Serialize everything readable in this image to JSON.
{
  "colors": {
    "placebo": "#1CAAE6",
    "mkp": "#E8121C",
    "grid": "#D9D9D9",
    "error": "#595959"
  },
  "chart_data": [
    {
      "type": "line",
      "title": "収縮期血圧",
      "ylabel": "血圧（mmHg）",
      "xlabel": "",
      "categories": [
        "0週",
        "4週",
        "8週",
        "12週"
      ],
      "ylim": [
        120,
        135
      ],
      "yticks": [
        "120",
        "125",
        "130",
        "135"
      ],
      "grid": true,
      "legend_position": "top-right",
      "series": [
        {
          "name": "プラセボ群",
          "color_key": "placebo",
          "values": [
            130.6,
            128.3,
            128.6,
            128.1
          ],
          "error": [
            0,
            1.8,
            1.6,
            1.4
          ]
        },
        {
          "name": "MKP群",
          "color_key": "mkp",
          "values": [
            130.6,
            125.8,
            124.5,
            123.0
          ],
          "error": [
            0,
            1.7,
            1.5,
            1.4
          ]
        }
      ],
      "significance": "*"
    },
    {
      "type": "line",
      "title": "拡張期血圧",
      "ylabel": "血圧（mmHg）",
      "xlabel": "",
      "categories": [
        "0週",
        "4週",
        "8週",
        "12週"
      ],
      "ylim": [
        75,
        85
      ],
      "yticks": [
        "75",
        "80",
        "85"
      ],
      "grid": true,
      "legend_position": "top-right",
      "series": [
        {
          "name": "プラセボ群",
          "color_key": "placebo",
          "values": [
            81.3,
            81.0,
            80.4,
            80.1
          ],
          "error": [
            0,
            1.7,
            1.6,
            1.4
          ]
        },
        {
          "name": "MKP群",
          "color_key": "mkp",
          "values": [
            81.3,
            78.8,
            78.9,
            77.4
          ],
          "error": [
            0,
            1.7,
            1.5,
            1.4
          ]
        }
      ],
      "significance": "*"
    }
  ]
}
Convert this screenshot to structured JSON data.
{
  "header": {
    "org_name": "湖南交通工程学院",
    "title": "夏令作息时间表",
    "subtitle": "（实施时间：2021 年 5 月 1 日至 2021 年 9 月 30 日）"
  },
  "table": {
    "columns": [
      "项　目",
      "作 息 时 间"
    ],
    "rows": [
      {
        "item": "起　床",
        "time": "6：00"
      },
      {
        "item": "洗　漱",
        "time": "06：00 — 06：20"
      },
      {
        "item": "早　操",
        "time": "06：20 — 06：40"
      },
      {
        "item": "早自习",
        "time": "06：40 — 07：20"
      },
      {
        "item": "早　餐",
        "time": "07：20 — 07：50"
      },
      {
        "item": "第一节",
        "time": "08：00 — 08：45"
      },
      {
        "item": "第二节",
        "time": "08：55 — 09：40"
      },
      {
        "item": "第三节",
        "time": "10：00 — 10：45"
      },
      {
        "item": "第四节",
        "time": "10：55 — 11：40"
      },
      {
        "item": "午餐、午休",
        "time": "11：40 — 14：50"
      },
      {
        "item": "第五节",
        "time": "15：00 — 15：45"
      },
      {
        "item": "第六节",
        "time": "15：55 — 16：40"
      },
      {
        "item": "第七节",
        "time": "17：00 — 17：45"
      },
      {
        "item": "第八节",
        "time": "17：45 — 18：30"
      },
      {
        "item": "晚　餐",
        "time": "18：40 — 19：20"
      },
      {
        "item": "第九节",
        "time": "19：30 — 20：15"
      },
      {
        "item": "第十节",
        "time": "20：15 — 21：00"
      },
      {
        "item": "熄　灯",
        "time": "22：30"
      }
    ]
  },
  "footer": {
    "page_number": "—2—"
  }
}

◆ Brief
Write the material out exactly, with nothing left out.

◆ Answer to this exercise
Serialize everything readable in this image to JSON.
{
  "colors": {
    "placebo": "#1CAAE6",
    "mkp": "#E8121C",
    "grid": "#D9D9D9",
    "error": "#595959"
  },
  "chart_data": [
    {
      "type": "line",
      "title": "収縮期血圧",
      "ylabel": "血圧（mmHg）",
      "xlabel": "",
      "categories": [
        "0週",
        "4週",
        "8週",
        "12週"
      ],
      "ylim": [
        120,
        135
      ],
      "yticks": [
        "120",
        "125",
        "130",
        "135"
      ],
      "grid": true,
      "legend_position": "top-right",
      "series": [
        {
          "name": "プラセボ群",
          "color_key": "placebo",
          "values": [
            130.6,
            128.3,
            128.6,
            128.1
          ],
          "error": [
            0,
            1.8,
            1.6,
            1.4
          ]
        },
        {
          "name": "MKP群",
          "color_key": "mkp",
          "values": [
            130.6,
            125.8,
            124.5,
            123.0
          ],
          "error": [
            0,
            1.7,
            1.5,
            1.4
          ]
        }
      ],
      "significance": "*"
    },
    {
      "type": "line",
      "title": "拡張期血圧",
      "ylabel": "血圧（mmHg）",
      "xlabel": "",
      "categories": [
        "0週",
        "4週",
        "8週",
        "12週"
      ],
      "ylim": [
        75,
        85
      ],
      "yticks": [
        "75",
        "80",
        "85"
      ],
      "grid": true,
      "legend_position": "top-right",
      "series": [
        {
          "name": "プラセボ群",
          "color_key": "placebo",
          "values": [
            81.3,
            81.0,
            80.4,
            80.1
          ],
          "error": [
            0,
            1.7,
            1.6,
            1.4
          ]
        },
        {
          "name": "MKP群",
          "color_key": "mkp",
          "values": [
            81.3,
            78.8,
            78.9,
            77.4
          ],
          "error": [
            0,
            1.7,
            1.5,
            1.4
          ]
        }
      ],
      "significance": "*"
    }
  ]
}
Convert this screenshot to structured JSON data.
{
  "header": {
    "org_name": "湖南交通工程学院",
    "title": "夏令作息时间表",
    "subtitle": "（实施时间：2021 年 5 月 1 日至 2021 年 9 月 30 日）"
  },
  "table": {
    "columns": [
      "项　目",
      "作 息 时 间"
    ],
    "rows": [
      {
        "item": "起　床",
        "time": "6：00"
      },
      {
        "item": "洗　漱",
        "time": "06：00 — 06：20"
      },
      {
        "item": "早　操",
        "time": "06：20 — 06：40"
      },
      {
        "item": "早自习",
        "time": "06：40 — 07：20"
      },
      {
        "item": "早　餐",
        "time": "07：20 — 07：50"
      },
      {
        "item": "第一节",
        "time": "08：00 — 08：45"
      },
      {
        "item": "第二节",
        "time": "08：55 — 09：40"
      },
      {
        "item": "第三节",
        "time": "10：00 — 10：45"
      },
      {
        "item": "第四节",
        "time": "10：55 — 11：40"
      },
      {
        "item": "午餐、午休",
        "time": "11：40 — 14：50"
      },
      {
        "item": "第五节",
        "time": "15：00 — 15：45"
      },
      {
        "item": "第六节",
        "time": "15：55 — 16：40"
      },
      {
        "item": "第七节",
        "time": "17：00 — 17：45"
      },
      {
        "item": "第八节",
        "time": "17：45 — 18：30"
      },
      {
        "item": "晚　餐",
        "time": "18：40 — 19：20"
      },
      {
        "item": "第九节",
        "time": "19：30 — 20：15"
      },
      {
        "item": "第十节",
        "time": "20：15 — 21：00"
      },
      {
        "item": "熄　灯",
        "time": "22：30"
      }
    ]
  },
  "footer": {
    "page_number": "—2—"
  }
}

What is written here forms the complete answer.